◆ **REQUIREMENT**: Locate the word "MTBE" in the material, then show every line that holds it.
╭─ MATERIAL PROVIDED
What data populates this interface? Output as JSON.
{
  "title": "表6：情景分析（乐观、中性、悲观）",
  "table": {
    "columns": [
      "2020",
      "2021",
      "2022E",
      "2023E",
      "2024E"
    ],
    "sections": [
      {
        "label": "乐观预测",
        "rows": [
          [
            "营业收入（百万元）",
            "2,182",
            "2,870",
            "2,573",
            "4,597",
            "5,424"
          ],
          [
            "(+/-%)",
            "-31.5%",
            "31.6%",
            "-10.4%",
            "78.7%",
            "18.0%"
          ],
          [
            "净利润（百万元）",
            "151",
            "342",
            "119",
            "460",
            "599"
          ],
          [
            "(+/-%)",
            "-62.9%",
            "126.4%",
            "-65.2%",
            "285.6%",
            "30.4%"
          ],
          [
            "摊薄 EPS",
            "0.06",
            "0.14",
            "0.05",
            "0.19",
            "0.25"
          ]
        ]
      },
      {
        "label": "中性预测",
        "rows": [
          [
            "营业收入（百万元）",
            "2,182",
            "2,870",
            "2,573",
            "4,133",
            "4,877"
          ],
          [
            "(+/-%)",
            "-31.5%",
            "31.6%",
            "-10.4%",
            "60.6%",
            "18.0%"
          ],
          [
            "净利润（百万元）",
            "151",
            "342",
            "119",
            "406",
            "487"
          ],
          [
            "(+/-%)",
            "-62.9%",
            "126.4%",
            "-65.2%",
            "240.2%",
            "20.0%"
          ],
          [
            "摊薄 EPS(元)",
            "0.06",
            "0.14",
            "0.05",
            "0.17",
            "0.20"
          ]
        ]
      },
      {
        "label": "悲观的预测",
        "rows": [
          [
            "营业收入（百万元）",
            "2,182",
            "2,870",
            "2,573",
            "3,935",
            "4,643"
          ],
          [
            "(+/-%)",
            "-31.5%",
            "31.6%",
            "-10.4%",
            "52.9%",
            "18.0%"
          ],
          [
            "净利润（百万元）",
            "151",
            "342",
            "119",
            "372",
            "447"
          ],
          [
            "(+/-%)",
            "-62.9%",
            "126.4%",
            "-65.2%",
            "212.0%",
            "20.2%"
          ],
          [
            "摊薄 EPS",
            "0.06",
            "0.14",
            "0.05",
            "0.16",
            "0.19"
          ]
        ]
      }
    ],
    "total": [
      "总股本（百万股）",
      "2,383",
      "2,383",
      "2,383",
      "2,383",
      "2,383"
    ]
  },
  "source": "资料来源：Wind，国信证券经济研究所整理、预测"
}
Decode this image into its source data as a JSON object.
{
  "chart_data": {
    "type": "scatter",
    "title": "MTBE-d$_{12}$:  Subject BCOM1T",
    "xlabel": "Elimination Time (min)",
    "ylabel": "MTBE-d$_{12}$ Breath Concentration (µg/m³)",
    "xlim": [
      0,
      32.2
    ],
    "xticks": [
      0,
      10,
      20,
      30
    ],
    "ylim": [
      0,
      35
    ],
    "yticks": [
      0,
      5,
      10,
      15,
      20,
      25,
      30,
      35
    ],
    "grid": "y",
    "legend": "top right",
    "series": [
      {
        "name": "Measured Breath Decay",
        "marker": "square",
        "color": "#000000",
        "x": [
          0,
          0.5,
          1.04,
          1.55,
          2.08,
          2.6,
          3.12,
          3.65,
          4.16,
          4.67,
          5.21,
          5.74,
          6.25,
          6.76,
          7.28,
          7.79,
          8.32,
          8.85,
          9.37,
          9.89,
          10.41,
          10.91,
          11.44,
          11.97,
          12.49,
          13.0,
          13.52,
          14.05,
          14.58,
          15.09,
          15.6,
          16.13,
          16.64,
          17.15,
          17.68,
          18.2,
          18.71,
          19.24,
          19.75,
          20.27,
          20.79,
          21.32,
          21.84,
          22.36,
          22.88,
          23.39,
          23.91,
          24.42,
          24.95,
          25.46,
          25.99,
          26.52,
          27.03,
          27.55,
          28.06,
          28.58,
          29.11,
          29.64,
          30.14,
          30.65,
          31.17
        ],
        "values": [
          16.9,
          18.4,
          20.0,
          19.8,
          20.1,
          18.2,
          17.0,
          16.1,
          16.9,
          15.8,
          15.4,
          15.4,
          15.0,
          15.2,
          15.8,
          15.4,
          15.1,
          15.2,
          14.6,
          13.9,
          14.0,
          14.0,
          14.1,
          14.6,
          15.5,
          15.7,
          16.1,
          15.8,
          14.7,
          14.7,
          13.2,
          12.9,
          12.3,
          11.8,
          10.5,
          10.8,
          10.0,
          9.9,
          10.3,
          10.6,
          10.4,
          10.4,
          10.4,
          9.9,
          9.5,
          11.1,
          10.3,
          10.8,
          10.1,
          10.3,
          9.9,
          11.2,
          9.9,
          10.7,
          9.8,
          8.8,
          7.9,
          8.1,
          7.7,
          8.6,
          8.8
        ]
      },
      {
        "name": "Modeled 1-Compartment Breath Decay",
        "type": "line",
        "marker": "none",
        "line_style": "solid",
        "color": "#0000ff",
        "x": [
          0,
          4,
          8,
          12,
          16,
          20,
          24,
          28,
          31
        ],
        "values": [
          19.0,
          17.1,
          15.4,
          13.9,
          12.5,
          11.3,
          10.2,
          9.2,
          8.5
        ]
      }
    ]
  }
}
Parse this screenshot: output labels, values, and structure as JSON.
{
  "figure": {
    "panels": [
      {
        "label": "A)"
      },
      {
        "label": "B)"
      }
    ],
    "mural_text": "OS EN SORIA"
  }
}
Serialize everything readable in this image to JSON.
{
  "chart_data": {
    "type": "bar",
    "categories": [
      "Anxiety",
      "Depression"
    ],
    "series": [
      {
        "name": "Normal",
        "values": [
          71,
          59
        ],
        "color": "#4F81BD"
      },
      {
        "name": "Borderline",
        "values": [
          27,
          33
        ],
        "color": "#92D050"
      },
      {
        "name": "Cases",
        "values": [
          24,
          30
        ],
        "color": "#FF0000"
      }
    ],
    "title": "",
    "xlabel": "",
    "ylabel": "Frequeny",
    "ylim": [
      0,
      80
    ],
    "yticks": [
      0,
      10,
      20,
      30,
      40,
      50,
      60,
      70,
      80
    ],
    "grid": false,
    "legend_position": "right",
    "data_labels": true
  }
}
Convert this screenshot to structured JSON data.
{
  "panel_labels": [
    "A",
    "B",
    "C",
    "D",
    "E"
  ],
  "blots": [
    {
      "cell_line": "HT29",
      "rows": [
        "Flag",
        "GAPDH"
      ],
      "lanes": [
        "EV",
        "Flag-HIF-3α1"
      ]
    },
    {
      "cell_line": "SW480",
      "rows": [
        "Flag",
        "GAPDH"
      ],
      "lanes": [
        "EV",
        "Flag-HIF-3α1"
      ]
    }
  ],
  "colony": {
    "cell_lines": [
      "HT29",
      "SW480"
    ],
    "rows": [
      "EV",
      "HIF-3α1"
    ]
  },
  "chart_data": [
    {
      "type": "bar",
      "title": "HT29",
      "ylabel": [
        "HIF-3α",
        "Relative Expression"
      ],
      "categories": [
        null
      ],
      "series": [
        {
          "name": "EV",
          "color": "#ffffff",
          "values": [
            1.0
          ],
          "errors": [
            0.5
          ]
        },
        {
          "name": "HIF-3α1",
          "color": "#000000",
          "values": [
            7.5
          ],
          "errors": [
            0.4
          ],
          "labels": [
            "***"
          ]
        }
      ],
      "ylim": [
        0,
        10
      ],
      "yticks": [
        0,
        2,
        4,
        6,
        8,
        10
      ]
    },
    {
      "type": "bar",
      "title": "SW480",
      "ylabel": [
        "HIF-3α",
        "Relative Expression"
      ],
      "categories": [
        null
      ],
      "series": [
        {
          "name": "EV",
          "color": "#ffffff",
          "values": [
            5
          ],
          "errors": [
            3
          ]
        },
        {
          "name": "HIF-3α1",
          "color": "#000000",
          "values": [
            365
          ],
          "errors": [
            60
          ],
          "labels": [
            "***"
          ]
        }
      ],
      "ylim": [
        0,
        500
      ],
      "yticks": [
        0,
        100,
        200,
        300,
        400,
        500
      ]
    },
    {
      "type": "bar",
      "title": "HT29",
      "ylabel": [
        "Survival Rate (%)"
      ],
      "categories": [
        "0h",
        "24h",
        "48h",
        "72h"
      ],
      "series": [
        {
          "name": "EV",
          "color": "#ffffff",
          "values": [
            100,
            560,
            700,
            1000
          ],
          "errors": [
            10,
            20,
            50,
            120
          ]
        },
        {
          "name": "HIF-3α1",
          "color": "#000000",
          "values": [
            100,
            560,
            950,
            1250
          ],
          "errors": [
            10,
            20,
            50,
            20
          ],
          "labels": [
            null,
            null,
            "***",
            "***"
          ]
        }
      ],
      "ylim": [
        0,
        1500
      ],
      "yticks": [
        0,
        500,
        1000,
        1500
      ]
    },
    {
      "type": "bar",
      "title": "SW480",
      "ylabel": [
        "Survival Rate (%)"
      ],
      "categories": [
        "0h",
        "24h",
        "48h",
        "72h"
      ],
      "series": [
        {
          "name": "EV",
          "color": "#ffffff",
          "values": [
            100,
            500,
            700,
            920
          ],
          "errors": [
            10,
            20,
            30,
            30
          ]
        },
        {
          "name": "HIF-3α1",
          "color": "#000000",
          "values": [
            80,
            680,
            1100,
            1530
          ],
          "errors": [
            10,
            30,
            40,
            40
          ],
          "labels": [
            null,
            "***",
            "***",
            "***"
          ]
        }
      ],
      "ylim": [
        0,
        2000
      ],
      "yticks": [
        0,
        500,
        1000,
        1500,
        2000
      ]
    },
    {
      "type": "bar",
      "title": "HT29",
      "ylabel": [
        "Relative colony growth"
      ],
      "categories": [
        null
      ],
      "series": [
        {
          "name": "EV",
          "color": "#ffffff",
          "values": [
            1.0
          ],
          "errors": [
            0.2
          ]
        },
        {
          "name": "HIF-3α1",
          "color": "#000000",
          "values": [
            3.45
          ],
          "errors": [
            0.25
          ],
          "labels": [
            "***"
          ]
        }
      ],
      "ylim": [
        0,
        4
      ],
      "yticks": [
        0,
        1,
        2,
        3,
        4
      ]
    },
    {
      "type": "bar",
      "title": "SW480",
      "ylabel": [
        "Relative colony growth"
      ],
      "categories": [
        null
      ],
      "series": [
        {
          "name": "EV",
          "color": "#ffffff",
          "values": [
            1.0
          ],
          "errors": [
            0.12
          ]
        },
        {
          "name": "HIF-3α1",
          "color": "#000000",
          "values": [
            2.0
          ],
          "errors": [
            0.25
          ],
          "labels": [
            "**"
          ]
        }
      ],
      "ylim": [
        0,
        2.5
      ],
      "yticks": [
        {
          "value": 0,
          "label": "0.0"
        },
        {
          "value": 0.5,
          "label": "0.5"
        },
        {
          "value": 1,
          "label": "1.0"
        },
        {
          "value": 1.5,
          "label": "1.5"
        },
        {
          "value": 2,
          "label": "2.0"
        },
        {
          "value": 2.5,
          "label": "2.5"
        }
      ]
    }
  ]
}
╰─
◆ **EXERCISE OUTPUT**:
    "title": "MTBE-d$_{12}$:  Subject BCOM1T",
    "ylabel": "MTBE-d$_{12}$ Breath Concentration (µg/m³)",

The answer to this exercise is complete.